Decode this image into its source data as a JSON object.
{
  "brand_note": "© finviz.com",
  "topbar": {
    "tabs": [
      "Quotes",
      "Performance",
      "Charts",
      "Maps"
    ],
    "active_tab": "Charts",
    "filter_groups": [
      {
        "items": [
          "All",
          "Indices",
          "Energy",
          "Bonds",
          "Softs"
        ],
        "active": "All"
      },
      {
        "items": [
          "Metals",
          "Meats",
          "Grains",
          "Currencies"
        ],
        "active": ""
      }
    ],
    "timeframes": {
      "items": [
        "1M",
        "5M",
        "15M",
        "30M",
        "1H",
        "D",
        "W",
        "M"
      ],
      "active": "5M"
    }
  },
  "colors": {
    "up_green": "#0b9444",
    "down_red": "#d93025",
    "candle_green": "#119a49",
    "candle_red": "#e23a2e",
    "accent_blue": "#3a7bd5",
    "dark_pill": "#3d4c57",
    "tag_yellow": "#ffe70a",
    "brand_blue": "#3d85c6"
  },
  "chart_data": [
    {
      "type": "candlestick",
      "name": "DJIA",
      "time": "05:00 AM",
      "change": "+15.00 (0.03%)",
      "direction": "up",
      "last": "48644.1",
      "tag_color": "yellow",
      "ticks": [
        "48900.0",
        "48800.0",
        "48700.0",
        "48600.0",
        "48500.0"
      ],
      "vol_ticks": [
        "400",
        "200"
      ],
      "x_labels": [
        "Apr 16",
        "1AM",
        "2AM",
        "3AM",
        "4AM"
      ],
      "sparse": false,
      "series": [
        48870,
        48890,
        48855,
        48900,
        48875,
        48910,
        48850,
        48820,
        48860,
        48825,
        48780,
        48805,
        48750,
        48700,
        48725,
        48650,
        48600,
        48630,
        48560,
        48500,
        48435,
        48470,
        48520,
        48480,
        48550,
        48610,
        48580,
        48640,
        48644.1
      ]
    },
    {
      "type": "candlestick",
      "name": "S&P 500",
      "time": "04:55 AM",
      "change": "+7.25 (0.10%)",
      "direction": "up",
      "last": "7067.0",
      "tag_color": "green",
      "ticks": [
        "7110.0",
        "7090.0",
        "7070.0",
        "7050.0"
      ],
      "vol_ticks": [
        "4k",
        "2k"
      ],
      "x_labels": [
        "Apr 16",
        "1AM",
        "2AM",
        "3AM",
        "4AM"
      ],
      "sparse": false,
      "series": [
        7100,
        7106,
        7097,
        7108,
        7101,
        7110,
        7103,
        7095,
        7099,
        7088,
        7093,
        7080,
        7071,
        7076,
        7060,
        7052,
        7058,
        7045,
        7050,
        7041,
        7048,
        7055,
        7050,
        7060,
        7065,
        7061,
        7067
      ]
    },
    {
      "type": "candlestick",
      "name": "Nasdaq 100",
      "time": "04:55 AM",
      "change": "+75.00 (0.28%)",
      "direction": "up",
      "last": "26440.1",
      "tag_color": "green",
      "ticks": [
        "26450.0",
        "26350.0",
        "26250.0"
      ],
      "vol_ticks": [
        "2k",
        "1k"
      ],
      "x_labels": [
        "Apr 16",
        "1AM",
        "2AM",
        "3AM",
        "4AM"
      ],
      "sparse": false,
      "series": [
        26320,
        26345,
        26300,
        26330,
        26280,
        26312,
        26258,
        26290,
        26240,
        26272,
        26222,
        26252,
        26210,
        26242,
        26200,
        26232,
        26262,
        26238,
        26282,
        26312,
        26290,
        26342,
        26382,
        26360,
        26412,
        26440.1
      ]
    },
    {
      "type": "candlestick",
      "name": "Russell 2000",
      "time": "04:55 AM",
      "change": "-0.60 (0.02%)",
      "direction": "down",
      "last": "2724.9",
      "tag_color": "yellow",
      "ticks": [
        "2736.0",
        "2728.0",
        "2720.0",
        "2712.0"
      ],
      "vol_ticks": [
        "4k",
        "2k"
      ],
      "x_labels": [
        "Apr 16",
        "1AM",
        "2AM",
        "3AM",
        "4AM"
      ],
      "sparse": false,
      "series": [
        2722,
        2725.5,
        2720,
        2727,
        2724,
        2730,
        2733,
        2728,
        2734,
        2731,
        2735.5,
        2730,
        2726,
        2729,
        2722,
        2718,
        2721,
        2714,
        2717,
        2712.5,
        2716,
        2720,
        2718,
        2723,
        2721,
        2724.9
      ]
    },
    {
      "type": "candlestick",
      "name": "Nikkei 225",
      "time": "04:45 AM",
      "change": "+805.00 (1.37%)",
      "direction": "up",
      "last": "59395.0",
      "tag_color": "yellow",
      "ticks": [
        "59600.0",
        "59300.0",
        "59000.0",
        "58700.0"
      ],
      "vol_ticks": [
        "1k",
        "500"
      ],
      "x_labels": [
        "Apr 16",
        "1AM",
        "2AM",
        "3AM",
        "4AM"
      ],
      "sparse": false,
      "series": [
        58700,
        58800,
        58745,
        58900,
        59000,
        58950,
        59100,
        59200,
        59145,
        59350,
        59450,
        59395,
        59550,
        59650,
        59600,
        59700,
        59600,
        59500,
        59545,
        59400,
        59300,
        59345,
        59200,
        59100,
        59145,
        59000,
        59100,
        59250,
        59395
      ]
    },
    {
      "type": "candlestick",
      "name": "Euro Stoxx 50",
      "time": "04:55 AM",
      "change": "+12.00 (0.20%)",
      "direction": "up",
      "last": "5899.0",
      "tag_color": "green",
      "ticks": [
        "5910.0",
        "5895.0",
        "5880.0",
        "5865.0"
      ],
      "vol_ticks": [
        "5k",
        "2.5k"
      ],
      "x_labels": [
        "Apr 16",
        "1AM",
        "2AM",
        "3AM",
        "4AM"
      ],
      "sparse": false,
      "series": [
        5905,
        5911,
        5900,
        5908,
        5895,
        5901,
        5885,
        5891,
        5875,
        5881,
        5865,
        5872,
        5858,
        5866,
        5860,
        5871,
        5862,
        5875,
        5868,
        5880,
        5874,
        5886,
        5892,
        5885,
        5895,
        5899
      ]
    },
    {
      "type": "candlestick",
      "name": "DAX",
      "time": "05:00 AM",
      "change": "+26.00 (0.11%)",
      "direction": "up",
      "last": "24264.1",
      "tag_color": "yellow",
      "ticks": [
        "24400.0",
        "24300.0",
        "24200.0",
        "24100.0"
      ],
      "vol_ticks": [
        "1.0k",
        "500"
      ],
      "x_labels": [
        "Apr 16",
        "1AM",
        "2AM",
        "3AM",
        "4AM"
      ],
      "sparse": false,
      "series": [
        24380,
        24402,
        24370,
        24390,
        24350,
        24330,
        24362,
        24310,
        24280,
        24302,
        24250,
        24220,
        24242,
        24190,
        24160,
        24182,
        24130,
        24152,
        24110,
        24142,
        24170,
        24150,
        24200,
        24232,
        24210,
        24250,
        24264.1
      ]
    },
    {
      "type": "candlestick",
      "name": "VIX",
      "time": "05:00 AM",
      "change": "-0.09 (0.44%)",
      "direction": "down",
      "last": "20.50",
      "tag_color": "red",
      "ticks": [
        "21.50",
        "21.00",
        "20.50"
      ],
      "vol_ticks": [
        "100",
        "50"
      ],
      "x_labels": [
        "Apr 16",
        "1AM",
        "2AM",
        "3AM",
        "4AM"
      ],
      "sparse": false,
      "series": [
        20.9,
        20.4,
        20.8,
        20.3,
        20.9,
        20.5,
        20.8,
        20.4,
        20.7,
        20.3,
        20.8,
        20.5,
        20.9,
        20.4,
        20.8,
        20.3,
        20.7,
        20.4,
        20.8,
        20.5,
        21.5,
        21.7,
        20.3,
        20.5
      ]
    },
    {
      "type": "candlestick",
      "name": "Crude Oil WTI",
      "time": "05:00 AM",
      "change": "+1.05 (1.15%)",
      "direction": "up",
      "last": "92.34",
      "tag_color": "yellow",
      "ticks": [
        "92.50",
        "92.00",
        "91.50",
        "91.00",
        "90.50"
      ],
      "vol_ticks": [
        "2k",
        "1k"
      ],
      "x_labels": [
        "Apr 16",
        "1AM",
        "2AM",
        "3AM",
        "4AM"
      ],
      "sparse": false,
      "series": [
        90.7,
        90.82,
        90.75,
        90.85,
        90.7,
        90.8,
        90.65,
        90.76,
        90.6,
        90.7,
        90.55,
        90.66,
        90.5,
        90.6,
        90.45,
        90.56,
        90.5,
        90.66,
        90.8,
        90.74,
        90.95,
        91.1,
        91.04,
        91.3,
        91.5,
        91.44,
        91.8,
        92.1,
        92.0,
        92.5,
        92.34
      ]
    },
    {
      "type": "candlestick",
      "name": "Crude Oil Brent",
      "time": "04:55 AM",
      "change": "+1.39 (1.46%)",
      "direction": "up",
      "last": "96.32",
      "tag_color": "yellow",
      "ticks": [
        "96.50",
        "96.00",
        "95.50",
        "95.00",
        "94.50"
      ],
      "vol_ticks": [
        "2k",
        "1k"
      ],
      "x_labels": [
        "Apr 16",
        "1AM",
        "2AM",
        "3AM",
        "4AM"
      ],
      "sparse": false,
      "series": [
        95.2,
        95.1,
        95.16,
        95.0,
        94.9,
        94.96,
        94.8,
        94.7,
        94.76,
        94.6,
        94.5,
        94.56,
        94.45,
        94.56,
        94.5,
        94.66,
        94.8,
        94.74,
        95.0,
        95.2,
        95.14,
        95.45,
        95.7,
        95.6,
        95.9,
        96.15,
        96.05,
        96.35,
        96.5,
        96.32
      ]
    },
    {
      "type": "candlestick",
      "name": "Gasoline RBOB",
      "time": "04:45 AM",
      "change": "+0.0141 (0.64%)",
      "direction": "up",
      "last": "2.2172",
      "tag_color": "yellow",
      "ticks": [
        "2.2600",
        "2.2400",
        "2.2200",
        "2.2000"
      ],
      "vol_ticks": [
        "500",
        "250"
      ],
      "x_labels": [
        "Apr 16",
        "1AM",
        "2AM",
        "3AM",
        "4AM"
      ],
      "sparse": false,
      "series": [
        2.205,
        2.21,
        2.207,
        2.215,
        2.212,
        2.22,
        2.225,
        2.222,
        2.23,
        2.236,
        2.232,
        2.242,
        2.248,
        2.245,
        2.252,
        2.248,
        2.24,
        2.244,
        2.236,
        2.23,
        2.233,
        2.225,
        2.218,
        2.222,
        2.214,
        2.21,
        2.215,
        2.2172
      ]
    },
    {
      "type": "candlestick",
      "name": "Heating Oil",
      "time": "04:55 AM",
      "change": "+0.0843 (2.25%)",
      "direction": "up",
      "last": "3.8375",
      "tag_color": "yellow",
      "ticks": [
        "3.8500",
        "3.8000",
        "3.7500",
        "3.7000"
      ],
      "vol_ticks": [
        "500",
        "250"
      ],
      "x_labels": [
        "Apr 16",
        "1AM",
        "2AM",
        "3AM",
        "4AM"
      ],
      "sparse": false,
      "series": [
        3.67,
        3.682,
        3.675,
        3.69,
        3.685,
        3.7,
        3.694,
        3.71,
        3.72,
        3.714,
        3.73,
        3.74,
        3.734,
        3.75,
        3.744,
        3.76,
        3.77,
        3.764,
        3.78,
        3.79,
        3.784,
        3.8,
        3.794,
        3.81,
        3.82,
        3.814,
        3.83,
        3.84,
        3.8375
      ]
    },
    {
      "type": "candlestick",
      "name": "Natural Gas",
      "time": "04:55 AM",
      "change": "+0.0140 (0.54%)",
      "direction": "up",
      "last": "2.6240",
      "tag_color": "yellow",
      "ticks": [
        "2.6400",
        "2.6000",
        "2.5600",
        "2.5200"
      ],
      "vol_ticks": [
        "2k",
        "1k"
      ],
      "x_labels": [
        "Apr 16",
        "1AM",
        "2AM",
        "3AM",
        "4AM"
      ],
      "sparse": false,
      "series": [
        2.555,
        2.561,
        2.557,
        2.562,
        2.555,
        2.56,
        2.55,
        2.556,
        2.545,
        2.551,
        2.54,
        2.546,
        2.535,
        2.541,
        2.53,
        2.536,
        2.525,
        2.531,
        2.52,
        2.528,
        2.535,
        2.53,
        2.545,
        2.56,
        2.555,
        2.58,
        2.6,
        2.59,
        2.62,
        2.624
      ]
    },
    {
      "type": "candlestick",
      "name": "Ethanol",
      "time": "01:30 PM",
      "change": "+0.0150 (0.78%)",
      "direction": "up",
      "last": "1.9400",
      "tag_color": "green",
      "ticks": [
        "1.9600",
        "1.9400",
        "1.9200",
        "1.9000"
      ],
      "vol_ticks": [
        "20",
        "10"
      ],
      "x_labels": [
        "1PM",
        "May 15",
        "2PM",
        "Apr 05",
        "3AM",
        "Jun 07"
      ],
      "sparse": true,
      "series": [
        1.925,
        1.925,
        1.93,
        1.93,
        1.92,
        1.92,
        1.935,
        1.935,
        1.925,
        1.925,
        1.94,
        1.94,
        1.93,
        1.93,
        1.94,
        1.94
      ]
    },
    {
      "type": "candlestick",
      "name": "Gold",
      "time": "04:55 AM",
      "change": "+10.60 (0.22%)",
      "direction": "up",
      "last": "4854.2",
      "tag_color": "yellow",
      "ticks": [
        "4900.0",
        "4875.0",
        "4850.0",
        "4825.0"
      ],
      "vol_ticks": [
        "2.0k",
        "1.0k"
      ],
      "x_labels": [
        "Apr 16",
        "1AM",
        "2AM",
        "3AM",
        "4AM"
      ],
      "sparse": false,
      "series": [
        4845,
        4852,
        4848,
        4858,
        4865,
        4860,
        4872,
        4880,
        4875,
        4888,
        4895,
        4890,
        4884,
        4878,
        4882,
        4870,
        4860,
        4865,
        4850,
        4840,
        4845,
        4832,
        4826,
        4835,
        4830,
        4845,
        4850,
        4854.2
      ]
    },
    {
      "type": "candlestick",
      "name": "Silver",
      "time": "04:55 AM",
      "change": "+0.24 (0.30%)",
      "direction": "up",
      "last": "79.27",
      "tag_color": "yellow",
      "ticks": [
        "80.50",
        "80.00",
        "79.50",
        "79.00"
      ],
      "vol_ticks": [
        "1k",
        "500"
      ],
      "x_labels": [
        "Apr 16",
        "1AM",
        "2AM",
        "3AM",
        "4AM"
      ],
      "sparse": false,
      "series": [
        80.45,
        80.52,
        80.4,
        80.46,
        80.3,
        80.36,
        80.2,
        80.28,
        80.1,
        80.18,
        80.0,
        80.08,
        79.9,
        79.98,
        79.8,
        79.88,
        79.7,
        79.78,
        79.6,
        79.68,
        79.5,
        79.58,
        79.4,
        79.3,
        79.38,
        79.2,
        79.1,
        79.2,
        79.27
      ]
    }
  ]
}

→ Your objective:
Report all lines of the data above that include the string "Crude".

→ The completed task:
      "name": "Crude Oil WTI",
      "name": "Crude Oil Brent",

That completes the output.